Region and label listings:
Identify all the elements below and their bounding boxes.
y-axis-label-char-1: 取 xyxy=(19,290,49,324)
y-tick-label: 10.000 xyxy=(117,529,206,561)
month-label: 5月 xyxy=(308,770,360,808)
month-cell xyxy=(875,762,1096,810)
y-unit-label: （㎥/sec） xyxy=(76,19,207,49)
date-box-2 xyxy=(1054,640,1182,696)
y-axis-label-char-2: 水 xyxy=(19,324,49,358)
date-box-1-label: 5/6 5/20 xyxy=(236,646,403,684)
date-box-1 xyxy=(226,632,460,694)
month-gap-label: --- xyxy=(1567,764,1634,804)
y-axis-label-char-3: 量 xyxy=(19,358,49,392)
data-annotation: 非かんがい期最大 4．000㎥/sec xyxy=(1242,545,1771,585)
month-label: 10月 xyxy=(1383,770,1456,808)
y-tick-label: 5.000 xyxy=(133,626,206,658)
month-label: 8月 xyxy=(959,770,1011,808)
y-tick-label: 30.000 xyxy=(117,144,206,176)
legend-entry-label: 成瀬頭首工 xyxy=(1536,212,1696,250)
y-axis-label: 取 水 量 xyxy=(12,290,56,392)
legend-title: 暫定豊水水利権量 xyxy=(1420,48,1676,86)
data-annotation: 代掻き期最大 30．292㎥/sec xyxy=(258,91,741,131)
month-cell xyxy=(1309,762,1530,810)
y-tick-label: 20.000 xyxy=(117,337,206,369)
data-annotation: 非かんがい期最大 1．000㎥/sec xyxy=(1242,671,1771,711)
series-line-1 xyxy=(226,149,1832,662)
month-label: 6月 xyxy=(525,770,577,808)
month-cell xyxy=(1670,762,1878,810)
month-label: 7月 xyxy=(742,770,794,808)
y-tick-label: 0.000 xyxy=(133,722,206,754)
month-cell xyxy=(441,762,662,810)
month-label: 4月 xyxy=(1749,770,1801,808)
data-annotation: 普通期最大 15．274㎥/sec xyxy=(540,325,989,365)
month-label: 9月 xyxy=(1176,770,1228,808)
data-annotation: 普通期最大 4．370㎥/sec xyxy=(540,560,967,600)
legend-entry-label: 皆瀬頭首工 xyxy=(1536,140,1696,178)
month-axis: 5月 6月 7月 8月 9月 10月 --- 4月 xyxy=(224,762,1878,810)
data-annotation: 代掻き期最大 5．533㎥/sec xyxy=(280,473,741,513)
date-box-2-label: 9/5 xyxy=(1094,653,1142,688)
==
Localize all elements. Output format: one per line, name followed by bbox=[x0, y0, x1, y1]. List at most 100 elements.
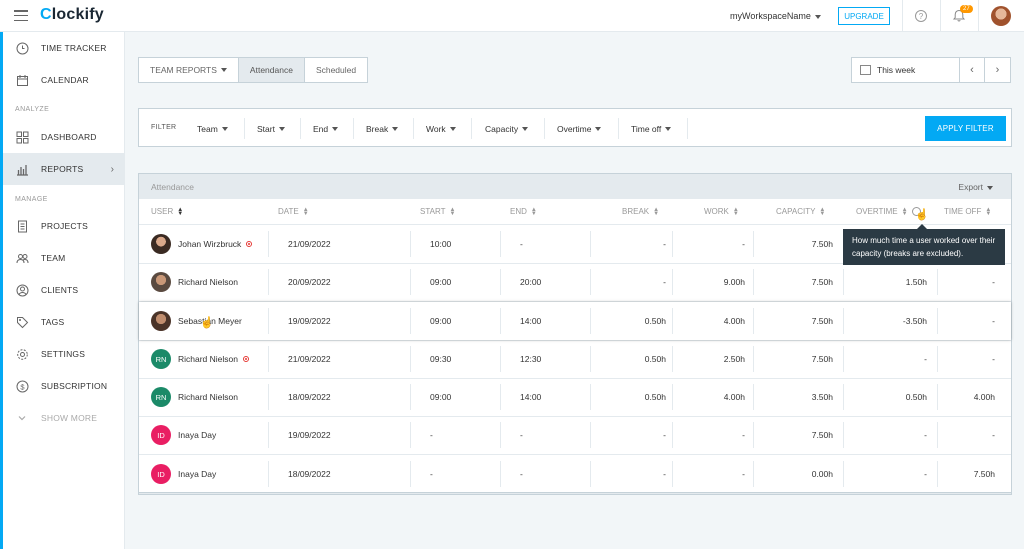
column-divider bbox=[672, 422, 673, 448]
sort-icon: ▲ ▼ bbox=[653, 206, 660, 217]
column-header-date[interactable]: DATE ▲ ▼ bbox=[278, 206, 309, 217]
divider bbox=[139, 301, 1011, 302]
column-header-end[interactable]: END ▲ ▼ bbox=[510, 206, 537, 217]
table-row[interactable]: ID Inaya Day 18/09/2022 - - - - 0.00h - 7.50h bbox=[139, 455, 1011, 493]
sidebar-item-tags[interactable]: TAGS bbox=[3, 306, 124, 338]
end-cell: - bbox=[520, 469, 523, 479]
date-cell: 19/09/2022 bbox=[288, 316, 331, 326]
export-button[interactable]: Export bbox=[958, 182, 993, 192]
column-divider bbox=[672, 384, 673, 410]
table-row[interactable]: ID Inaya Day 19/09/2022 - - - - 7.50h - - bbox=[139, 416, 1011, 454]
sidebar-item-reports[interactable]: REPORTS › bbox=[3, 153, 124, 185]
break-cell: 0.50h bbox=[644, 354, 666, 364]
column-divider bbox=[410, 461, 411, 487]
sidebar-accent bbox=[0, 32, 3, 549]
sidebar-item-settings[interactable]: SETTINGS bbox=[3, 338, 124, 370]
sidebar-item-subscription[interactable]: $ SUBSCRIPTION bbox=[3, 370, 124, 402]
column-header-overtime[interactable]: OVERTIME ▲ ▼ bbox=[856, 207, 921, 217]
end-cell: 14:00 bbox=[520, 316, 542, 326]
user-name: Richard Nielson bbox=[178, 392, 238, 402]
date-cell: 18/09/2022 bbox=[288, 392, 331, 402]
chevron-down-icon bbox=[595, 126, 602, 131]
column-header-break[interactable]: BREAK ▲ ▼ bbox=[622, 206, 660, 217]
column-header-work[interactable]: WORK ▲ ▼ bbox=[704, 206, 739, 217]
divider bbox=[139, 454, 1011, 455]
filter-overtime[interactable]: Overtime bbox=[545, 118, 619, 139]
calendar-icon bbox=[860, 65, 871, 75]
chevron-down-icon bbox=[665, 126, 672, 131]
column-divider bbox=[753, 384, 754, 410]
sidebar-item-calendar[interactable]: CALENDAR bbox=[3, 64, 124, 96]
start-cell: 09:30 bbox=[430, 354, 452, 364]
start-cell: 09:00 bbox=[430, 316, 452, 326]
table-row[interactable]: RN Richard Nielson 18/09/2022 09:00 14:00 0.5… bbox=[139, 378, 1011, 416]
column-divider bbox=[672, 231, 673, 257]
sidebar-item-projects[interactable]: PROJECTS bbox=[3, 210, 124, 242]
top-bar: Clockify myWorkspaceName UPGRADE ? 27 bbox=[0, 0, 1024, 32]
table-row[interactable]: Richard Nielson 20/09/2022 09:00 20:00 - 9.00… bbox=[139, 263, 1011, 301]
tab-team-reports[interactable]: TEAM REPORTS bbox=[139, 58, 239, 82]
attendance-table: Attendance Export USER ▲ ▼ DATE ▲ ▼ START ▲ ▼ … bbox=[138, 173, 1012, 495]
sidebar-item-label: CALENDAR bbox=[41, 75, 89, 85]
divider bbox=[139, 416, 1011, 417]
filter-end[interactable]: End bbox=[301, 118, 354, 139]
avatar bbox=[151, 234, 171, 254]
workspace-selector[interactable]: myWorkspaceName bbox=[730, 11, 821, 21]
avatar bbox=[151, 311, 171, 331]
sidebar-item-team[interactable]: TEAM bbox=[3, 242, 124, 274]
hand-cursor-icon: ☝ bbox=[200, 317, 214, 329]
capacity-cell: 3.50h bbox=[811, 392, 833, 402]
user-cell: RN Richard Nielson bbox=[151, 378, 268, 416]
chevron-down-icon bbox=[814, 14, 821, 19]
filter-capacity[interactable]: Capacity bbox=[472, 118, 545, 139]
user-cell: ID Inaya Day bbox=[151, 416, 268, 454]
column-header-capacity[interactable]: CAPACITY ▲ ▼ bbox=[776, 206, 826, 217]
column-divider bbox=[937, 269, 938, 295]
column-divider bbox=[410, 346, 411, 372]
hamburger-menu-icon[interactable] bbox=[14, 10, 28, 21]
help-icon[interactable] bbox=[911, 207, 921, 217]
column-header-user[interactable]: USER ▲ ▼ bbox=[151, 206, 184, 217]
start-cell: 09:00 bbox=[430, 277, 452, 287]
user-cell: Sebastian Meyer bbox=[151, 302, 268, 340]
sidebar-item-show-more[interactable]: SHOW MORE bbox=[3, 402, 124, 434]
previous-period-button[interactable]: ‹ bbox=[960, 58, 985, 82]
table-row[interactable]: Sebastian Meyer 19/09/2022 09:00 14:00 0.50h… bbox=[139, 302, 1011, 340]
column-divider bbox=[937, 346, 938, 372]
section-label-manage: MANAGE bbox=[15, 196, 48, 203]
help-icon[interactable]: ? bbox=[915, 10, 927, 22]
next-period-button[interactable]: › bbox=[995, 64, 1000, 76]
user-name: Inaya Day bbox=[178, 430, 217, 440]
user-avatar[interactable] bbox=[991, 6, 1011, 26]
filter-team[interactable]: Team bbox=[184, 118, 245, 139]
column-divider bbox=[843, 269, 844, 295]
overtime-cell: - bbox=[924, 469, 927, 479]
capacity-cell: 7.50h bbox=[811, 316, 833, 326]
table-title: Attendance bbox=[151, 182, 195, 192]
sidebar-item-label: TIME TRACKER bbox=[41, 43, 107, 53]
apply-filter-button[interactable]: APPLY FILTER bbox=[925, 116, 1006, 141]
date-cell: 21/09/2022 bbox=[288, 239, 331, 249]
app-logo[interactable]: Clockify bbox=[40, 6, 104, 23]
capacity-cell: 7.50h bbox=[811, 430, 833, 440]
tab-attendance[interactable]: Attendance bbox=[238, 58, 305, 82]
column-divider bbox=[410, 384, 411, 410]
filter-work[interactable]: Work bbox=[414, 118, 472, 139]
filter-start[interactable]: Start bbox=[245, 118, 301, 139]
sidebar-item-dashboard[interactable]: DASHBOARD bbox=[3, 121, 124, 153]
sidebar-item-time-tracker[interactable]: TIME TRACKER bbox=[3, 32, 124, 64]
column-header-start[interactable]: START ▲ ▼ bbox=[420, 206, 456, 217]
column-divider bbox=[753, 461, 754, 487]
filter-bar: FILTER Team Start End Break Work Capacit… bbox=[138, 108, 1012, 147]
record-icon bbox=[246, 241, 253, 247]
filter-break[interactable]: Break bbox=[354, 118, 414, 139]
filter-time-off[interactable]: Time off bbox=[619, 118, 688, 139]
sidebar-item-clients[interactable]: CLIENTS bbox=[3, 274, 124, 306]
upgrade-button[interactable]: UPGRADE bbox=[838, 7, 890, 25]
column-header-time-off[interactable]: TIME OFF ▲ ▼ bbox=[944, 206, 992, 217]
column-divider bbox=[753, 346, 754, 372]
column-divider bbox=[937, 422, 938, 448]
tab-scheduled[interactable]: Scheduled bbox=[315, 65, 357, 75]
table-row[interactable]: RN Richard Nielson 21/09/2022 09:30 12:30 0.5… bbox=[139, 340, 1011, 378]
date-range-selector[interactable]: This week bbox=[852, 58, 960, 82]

*Aim*
Edit the stretch of data that opens with the line containing "Identify all the" and closes with the line containing "data-annotation: 非かんがい期最大 1．000㎥/sec", swapping "month-cell" for "month-box" and keeping everything else the same. Return only those lines.

*The completed task*
Identify all the elements below and their bounding boxes.
y-axis-label-char-1: 取 xyxy=(19,290,49,324)
y-tick-label: 10.000 xyxy=(117,529,206,561)
month-label: 5月 xyxy=(308,770,360,808)
month-box xyxy=(875,762,1096,810)
y-unit-label: （㎥/sec） xyxy=(76,19,207,49)
date-box-2 xyxy=(1054,640,1182,696)
y-axis-label-char-2: 水 xyxy=(19,324,49,358)
date-box-1-label: 5/6 5/20 xyxy=(236,646,403,684)
date-box-1 xyxy=(226,632,460,694)
month-gap-label: --- xyxy=(1567,764,1634,804)
y-axis-label-char-3: 量 xyxy=(19,358,49,392)
data-annotation: 非かんがい期最大 4．000㎥/sec xyxy=(1242,545,1771,585)
month-label: 10月 xyxy=(1383,770,1456,808)
y-tick-label: 5.000 xyxy=(133,626,206,658)
month-label: 8月 xyxy=(959,770,1011,808)
y-tick-label: 30.000 xyxy=(117,144,206,176)
legend-entry-label: 成瀬頭首工 xyxy=(1536,212,1696,250)
y-axis-label: 取 水 量 xyxy=(12,290,56,392)
legend-title: 暫定豊水水利権量 xyxy=(1420,48,1676,86)
data-annotation: 代掻き期最大 30．292㎥/sec xyxy=(258,91,741,131)
month-box xyxy=(1309,762,1530,810)
y-tick-label: 20.000 xyxy=(117,337,206,369)
data-annotation: 非かんがい期最大 1．000㎥/sec xyxy=(1242,671,1771,711)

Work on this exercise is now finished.